- **Exercise**:
Filter this material down to the lines that hold "tibor", copying each one.

[Data excerpts]
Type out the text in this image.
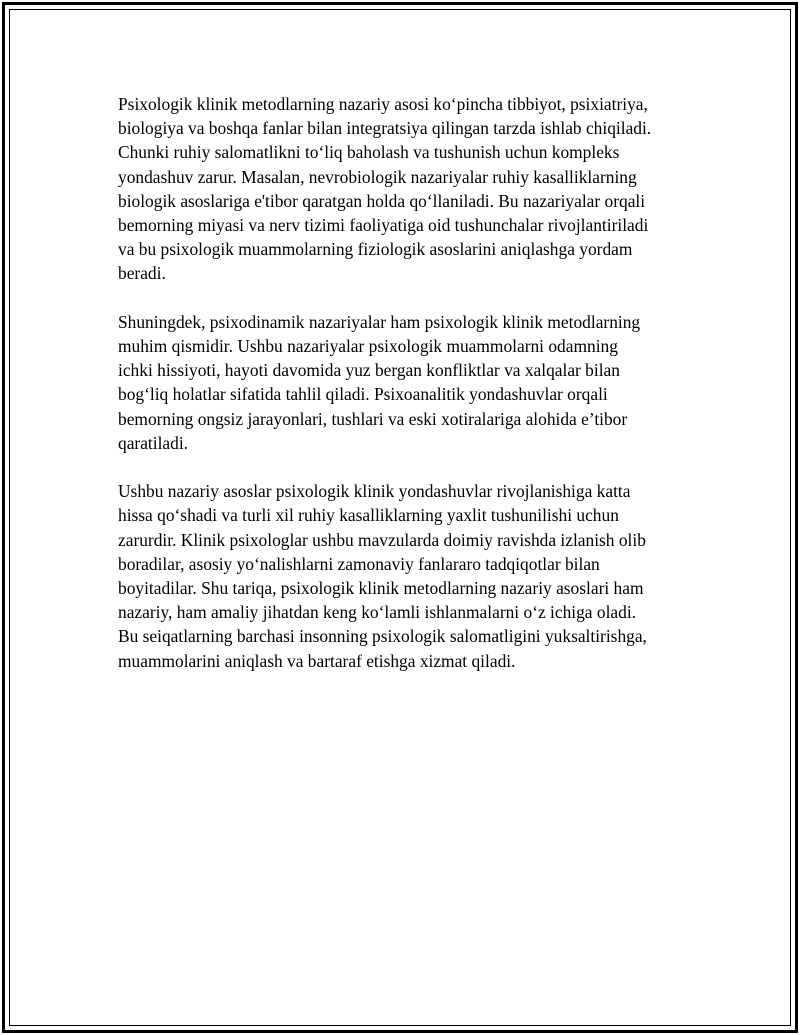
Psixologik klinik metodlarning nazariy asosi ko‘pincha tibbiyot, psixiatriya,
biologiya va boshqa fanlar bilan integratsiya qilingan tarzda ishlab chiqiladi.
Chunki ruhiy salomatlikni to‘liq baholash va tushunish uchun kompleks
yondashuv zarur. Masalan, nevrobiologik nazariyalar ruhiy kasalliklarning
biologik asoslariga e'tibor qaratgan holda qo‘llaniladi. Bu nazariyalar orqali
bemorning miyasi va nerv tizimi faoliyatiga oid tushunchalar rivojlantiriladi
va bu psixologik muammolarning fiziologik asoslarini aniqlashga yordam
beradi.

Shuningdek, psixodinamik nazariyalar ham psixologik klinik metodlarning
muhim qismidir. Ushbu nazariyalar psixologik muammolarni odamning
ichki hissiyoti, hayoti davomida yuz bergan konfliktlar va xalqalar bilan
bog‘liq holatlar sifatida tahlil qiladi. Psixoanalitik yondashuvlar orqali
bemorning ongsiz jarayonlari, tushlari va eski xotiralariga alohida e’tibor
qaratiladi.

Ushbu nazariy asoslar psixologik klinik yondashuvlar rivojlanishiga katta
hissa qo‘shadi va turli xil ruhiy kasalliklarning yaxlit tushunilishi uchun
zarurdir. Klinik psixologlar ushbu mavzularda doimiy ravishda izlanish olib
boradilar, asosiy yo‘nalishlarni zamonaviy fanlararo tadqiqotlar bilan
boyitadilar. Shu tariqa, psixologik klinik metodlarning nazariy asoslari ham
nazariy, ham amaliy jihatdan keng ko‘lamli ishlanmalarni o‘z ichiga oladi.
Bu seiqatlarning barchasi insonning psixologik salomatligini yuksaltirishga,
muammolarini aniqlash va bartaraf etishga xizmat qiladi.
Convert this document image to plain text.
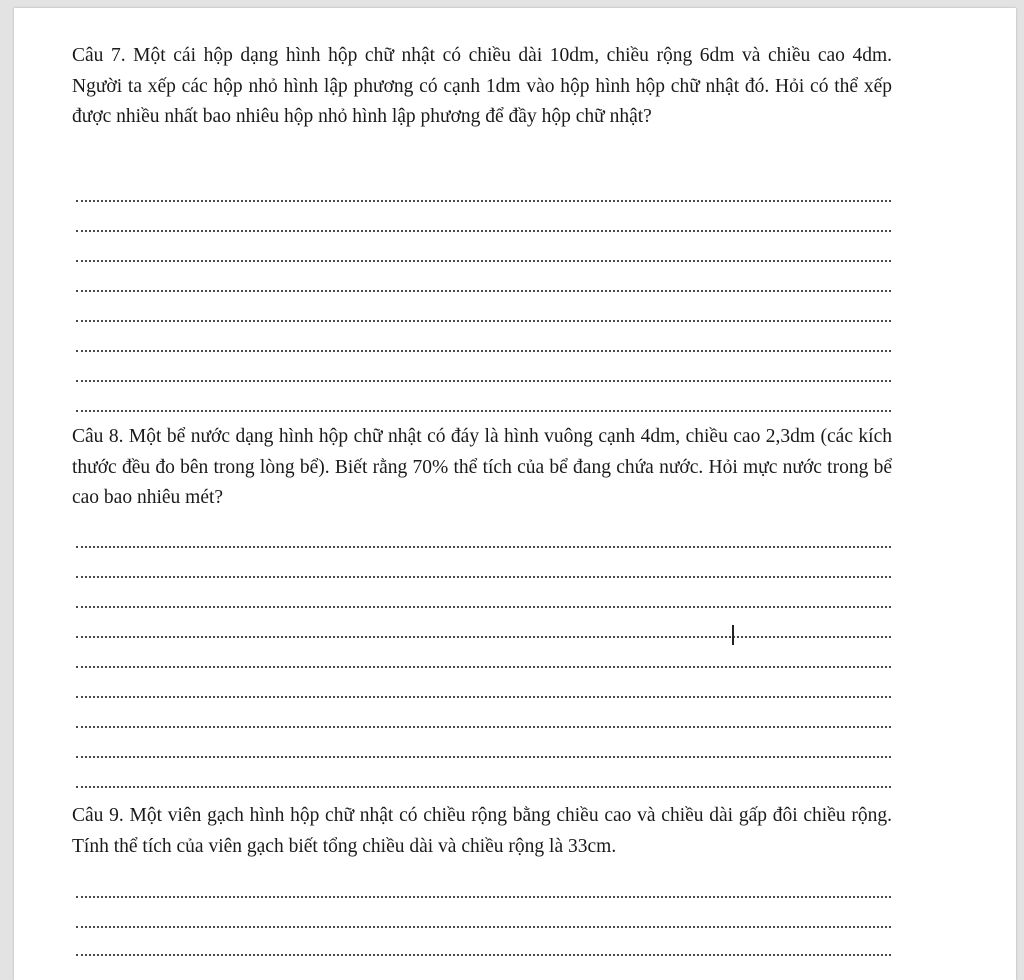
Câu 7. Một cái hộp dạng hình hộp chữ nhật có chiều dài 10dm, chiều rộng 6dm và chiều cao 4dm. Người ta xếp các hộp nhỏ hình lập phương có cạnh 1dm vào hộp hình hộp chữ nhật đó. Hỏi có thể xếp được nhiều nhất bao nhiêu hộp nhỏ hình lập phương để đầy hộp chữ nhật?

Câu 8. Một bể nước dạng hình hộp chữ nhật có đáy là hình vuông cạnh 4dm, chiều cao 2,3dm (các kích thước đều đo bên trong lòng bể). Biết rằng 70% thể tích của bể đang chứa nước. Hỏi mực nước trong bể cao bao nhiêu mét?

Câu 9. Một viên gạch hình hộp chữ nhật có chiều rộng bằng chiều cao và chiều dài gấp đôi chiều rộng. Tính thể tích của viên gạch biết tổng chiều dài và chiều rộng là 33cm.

...

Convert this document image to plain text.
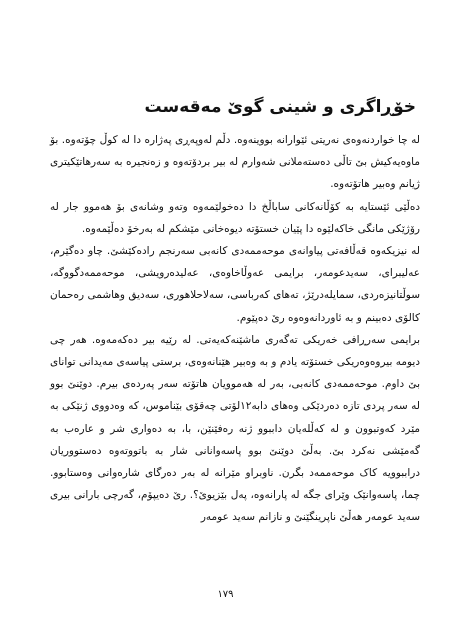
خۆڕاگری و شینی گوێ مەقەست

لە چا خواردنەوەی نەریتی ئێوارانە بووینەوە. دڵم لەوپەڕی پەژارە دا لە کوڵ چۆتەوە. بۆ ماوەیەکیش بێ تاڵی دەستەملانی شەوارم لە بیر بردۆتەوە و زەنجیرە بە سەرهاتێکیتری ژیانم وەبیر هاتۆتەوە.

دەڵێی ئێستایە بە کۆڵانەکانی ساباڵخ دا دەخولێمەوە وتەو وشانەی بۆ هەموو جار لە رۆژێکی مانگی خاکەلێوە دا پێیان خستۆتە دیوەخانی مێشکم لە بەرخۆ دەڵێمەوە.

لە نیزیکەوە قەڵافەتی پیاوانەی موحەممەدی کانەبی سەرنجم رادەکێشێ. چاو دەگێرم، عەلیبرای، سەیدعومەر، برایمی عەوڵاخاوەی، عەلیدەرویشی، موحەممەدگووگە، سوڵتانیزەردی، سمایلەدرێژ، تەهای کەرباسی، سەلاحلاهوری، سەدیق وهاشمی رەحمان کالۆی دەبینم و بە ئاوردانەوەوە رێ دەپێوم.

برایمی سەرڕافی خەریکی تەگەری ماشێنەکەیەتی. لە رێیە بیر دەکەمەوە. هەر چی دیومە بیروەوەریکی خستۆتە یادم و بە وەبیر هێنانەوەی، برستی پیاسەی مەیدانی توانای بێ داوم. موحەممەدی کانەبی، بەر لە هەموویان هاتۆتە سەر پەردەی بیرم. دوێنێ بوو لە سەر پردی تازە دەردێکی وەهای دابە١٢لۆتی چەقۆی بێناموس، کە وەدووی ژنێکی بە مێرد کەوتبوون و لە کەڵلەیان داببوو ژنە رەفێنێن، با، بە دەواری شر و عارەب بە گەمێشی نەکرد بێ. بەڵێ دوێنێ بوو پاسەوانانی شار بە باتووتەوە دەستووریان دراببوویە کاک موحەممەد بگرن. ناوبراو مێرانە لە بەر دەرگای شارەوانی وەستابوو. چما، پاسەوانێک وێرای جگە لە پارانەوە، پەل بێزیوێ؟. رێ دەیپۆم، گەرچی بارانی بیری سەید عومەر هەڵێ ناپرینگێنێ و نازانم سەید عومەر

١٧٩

- **Task output**:
biologik asoslariga e'tibor qaratgan holda qo‘llaniladi. Bu nazariyalar orqali
bemorning ongsiz jarayonlari, tushlari va eski xotiralariga alohida e’tibor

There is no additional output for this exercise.